-- Material for this exercise --
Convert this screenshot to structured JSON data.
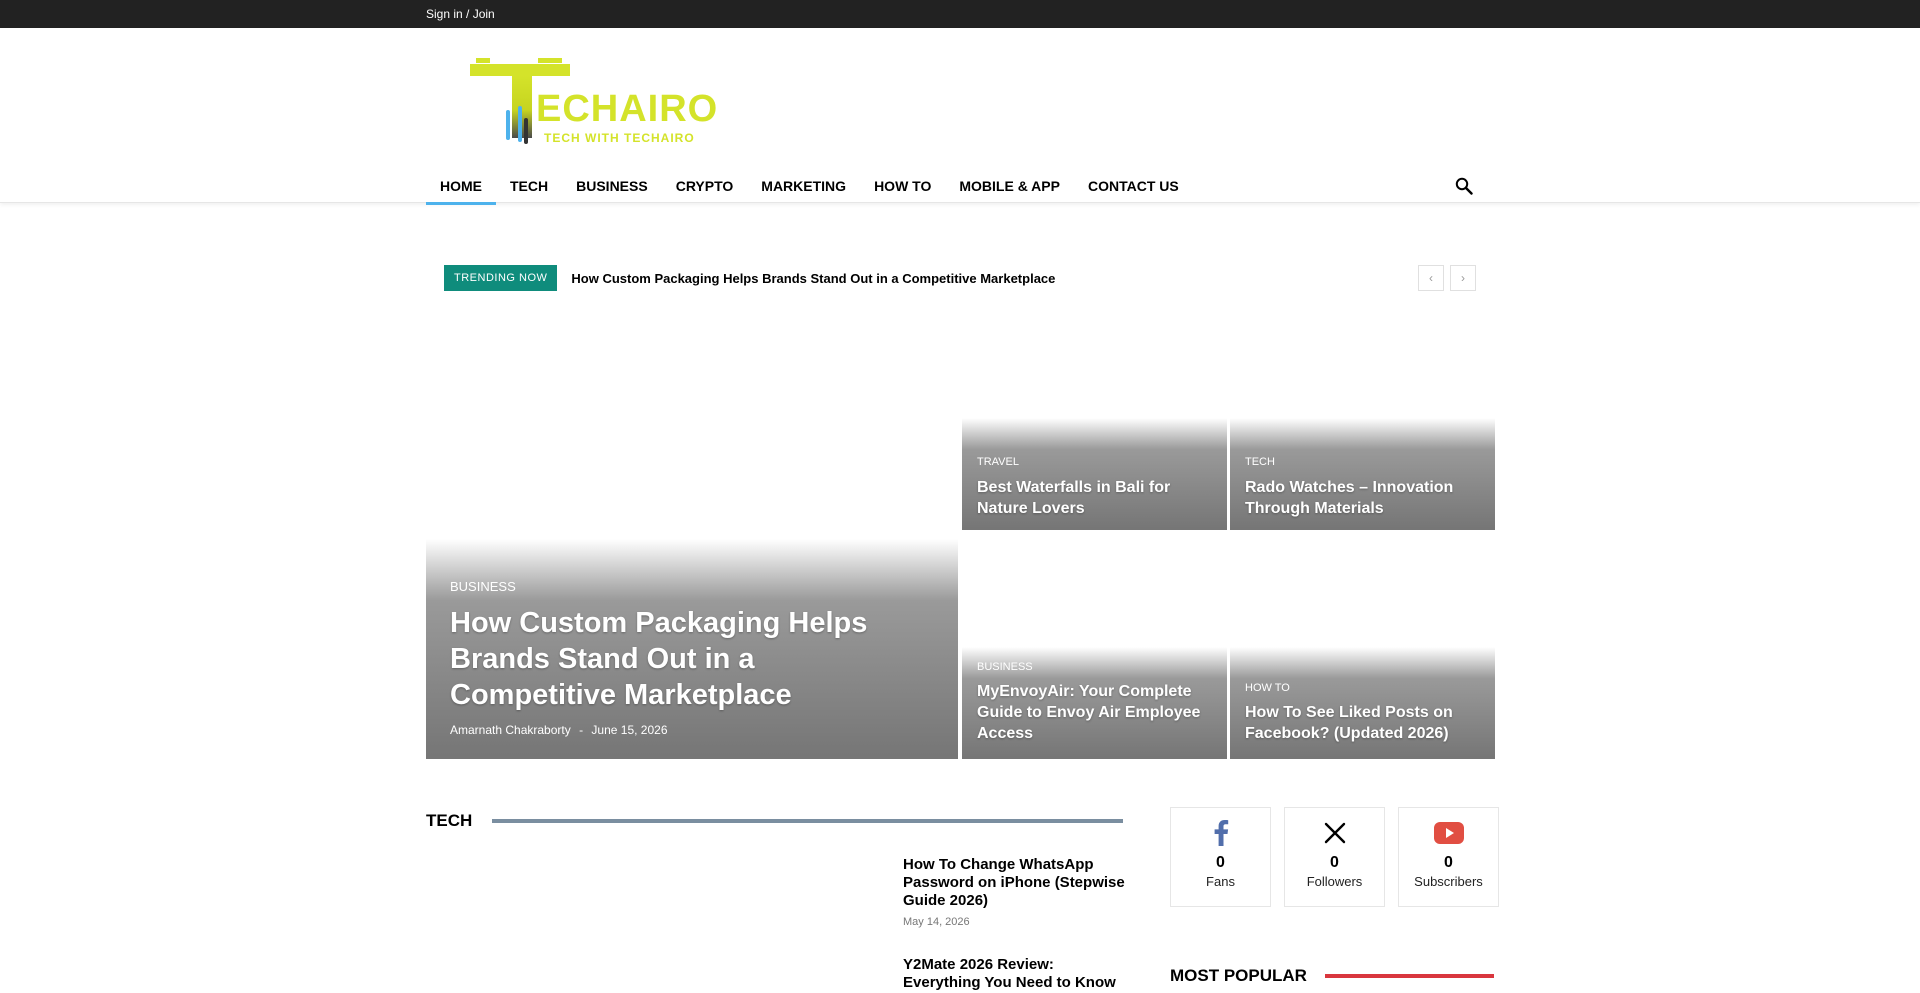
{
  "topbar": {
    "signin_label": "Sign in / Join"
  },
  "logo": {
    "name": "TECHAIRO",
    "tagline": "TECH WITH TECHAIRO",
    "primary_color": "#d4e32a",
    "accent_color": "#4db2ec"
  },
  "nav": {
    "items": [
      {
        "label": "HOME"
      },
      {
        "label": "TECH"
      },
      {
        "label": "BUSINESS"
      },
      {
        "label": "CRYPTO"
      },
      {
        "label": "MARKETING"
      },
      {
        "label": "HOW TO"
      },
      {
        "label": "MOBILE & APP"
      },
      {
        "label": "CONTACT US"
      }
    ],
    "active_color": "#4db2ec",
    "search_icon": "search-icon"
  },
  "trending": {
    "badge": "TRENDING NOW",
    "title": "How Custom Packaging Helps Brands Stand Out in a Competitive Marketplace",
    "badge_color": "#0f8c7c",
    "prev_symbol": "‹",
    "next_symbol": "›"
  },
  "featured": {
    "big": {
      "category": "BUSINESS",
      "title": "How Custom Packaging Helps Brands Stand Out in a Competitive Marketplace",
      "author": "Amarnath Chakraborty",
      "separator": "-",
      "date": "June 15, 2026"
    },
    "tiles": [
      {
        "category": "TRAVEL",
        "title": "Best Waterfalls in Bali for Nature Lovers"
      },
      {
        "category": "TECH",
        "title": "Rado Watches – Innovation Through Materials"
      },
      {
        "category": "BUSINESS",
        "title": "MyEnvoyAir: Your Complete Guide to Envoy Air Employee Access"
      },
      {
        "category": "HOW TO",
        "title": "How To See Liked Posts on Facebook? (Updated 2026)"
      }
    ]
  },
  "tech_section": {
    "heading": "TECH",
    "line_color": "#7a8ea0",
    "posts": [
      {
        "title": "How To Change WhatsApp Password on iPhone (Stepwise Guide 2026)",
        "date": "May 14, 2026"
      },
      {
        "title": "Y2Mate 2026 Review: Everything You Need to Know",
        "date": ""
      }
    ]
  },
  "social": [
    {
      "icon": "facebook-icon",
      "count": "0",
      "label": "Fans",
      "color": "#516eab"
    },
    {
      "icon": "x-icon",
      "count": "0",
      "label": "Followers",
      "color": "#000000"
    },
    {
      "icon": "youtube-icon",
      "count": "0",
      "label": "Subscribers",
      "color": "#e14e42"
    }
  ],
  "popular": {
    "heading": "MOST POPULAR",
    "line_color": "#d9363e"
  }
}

-- Instructions for the task --
List each line holding the string "BUSINESS".

-- Solution to this exercise --
        "label": "BUSINESS"
      "category": "BUSINESS",
        "category": "BUSINESS",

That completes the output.